# Short task
Pick out the lines below with "Goethe" and list them.

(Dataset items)

□ □ □ □ □ □ □

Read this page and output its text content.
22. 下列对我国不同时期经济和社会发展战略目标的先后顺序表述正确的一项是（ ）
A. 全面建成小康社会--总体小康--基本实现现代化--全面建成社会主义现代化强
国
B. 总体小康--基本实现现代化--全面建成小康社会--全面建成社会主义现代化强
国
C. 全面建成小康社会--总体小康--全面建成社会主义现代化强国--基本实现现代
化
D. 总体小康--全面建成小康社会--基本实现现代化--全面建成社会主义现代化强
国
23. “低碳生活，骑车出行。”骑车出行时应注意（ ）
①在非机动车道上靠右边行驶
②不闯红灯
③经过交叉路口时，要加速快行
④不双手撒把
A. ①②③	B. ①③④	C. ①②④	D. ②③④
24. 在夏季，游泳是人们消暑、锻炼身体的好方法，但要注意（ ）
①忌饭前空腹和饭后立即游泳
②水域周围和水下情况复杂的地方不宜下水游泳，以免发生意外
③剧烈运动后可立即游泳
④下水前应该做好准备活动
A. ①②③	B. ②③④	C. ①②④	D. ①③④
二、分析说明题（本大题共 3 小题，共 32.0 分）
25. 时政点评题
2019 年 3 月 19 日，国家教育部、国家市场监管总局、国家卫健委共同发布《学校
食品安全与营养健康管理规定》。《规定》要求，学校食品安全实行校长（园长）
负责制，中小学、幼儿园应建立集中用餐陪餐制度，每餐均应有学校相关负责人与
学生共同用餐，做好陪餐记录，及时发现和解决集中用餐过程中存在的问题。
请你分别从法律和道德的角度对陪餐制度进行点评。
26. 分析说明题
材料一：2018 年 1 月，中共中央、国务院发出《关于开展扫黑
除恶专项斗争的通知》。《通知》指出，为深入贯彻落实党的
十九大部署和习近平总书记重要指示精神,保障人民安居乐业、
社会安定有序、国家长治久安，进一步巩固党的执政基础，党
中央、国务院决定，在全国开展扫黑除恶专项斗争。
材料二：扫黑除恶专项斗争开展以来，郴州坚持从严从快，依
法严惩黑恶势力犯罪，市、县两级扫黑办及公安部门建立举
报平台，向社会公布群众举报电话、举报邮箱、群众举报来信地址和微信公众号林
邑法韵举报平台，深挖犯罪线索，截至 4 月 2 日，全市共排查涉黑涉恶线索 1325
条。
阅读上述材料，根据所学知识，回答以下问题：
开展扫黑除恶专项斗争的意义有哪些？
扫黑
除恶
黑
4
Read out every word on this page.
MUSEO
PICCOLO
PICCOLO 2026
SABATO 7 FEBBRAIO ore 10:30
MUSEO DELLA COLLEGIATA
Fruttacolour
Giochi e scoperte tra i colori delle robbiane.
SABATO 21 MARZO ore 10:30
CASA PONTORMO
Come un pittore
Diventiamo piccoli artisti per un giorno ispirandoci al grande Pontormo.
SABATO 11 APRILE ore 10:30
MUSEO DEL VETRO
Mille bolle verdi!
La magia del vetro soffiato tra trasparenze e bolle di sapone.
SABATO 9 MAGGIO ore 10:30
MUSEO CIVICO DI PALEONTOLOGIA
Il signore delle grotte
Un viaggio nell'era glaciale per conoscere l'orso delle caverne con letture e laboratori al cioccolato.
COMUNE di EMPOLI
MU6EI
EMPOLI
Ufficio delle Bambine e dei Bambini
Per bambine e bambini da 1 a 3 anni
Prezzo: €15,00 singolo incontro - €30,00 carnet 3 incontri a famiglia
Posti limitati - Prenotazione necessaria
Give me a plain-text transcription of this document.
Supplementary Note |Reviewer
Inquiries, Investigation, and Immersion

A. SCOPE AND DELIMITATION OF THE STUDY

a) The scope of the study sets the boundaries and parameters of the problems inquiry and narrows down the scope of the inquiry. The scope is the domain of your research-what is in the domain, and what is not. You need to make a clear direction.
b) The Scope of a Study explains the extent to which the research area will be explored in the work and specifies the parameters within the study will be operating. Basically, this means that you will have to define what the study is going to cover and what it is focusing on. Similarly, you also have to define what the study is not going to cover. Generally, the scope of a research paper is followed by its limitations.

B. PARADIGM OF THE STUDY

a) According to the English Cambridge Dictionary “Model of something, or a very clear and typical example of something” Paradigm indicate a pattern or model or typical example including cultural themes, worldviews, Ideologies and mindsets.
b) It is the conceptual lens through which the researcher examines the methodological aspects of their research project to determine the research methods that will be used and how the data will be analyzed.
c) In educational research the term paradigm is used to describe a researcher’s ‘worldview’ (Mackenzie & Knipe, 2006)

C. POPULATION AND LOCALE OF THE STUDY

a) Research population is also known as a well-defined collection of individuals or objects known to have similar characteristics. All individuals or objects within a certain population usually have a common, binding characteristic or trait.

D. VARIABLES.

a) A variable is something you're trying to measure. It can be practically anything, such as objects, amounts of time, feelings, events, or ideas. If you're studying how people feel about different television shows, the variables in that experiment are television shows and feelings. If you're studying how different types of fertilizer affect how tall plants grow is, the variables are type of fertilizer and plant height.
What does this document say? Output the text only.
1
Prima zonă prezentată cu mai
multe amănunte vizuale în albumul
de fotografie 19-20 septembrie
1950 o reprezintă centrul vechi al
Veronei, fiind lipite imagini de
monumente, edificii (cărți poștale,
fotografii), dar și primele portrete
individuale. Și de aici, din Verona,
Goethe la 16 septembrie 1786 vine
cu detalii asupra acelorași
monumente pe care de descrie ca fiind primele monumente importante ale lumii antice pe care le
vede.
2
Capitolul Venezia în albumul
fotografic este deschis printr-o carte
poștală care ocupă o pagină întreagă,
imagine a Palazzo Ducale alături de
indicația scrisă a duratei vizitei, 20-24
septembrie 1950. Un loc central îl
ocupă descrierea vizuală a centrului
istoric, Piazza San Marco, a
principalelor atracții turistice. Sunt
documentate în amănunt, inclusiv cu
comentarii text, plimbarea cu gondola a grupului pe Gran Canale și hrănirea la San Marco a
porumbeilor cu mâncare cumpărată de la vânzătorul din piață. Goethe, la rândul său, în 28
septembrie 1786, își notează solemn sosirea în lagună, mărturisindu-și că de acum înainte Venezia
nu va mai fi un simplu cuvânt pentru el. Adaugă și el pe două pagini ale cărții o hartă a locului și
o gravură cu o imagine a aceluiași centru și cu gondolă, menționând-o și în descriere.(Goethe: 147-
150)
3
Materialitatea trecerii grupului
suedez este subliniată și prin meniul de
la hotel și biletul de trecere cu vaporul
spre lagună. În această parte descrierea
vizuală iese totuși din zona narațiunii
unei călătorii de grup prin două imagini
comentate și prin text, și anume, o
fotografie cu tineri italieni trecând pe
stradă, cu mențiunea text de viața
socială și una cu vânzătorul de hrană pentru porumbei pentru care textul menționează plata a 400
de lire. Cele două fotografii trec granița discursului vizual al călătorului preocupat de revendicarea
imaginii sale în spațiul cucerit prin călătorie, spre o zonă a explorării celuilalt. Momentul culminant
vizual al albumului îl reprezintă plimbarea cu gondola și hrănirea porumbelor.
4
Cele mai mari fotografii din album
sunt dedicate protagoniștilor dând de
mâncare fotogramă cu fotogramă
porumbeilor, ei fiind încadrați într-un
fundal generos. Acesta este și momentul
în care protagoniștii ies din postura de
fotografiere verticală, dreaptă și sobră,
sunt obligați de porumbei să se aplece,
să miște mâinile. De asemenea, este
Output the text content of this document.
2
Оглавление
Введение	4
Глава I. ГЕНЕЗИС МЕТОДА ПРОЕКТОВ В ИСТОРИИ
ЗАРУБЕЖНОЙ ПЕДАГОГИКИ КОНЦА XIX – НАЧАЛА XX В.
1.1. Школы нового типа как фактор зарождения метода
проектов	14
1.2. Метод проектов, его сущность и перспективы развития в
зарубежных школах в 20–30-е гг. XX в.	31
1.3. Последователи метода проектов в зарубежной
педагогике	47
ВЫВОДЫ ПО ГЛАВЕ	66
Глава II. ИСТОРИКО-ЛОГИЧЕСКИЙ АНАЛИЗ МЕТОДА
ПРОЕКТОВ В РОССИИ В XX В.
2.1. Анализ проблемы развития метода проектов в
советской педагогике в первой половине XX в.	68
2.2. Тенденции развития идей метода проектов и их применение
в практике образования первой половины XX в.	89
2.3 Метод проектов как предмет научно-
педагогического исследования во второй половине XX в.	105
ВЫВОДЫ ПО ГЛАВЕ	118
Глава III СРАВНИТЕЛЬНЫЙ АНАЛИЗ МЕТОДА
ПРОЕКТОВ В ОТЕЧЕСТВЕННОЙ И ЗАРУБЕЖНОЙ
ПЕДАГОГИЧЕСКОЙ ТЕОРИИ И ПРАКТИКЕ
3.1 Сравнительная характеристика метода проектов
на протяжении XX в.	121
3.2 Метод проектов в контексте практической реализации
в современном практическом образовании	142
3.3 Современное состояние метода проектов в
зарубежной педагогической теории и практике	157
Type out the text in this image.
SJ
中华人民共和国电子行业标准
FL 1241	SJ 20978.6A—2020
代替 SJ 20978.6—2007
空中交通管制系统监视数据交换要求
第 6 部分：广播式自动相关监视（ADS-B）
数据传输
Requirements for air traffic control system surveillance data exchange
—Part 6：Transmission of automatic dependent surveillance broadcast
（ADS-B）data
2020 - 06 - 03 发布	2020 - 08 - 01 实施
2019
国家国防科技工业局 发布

□ □ □ □ □ □ □

# Output for this exercise
Goethe la 16 septembrie 1786 vine
porumbeilor cu mâncare cumpărată de la vânzătorul din piață. Goethe, la rândul său, în 28
o gravură cu o imagine a aceluiași centru și cu gondolă, menționând-o și în descriere.(Goethe: 147-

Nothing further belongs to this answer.